(Saved data entries)
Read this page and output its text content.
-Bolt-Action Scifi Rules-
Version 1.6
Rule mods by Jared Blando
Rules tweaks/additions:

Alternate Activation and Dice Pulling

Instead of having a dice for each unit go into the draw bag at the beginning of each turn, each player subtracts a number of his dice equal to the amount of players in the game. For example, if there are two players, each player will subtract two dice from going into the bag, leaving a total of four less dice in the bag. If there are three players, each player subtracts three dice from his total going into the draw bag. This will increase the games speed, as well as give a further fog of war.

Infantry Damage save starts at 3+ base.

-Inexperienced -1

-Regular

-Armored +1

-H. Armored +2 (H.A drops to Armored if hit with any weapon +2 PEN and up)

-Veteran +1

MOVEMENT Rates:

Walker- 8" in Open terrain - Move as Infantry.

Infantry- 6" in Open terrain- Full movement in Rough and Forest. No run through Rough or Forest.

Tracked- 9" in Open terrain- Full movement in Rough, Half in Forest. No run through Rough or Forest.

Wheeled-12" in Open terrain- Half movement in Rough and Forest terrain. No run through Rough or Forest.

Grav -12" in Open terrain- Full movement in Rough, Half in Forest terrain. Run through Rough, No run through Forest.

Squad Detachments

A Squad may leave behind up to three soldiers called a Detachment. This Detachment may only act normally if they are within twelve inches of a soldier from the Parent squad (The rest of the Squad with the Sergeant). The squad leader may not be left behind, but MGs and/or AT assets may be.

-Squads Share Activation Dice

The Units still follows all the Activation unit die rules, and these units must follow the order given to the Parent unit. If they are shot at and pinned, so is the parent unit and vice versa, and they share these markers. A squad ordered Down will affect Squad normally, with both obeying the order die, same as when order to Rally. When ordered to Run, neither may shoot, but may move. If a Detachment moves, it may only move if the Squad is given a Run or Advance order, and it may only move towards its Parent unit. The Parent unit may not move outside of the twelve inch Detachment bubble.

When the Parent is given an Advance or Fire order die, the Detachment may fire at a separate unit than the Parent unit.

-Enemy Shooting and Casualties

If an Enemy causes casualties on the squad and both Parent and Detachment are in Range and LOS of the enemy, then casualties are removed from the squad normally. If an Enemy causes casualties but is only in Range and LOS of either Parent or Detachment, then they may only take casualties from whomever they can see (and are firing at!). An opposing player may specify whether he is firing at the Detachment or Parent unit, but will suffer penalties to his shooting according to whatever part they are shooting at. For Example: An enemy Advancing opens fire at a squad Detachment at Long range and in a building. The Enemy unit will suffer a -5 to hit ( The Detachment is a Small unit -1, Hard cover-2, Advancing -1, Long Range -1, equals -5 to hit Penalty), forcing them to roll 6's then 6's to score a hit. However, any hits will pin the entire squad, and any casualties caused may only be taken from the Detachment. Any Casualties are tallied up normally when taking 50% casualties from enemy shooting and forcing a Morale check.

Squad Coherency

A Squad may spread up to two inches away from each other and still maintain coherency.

Instructions to follow » Give back all the records exactly as they stand.

Written response »
Read this page and output its text content.
-Bolt-Action Scifi Rules-
Version 1.6
Rule mods by Jared Blando
Rules tweaks/additions:

Alternate Activation and Dice Pulling

Instead of having a dice for each unit go into the draw bag at the beginning of each turn, each player subtracts a number of his dice equal to the amount of players in the game. For example, if there are two players, each player will subtract two dice from going into the bag, leaving a total of four less dice in the bag. If there are three players, each player subtracts three dice from his total going into the draw bag. This will increase the games speed, as well as give a further fog of war.

Infantry Damage save starts at 3+ base.

-Inexperienced -1

-Regular

-Armored +1

-H. Armored +2 (H.A drops to Armored if hit with any weapon +2 PEN and up)

-Veteran +1

MOVEMENT Rates:

Walker- 8" in Open terrain - Move as Infantry.

Infantry- 6" in Open terrain- Full movement in Rough and Forest. No run through Rough or Forest.

Tracked- 9" in Open terrain- Full movement in Rough, Half in Forest. No run through Rough or Forest.

Wheeled-12" in Open terrain- Half movement in Rough and Forest terrain. No run through Rough or Forest.

Grav -12" in Open terrain- Full movement in Rough, Half in Forest terrain. Run through Rough, No run through Forest.

Squad Detachments

A Squad may leave behind up to three soldiers called a Detachment. This Detachment may only act normally if they are within twelve inches of a soldier from the Parent squad (The rest of the Squad with the Sergeant). The squad leader may not be left behind, but MGs and/or AT assets may be.

-Squads Share Activation Dice

The Units still follows all the Activation unit die rules, and these units must follow the order given to the Parent unit. If they are shot at and pinned, so is the parent unit and vice versa, and they share these markers. A squad ordered Down will affect Squad normally, with both obeying the order die, same as when order to Rally. When ordered to Run, neither may shoot, but may move. If a Detachment moves, it may only move if the Squad is given a Run or Advance order, and it may only move towards its Parent unit. The Parent unit may not move outside of the twelve inch Detachment bubble.

When the Parent is given an Advance or Fire order die, the Detachment may fire at a separate unit than the Parent unit.

-Enemy Shooting and Casualties

If an Enemy causes casualties on the squad and both Parent and Detachment are in Range and LOS of the enemy, then casualties are removed from the squad normally. If an Enemy causes casualties but is only in Range and LOS of either Parent or Detachment, then they may only take casualties from whomever they can see (and are firing at!). An opposing player may specify whether he is firing at the Detachment or Parent unit, but will suffer penalties to his shooting according to whatever part they are shooting at. For Example: An enemy Advancing opens fire at a squad Detachment at Long range and in a building. The Enemy unit will suffer a -5 to hit ( The Detachment is a Small unit -1, Hard cover-2, Advancing -1, Long Range -1, equals -5 to hit Penalty), forcing them to roll 6's then 6's to score a hit. However, any hits will pin the entire squad, and any casualties caused may only be taken from the Detachment. Any Casualties are tallied up normally when taking 50% casualties from enemy shooting and forcing a Morale check.

Squad Coherency

A Squad may spread up to two inches away from each other and still maintain coherency.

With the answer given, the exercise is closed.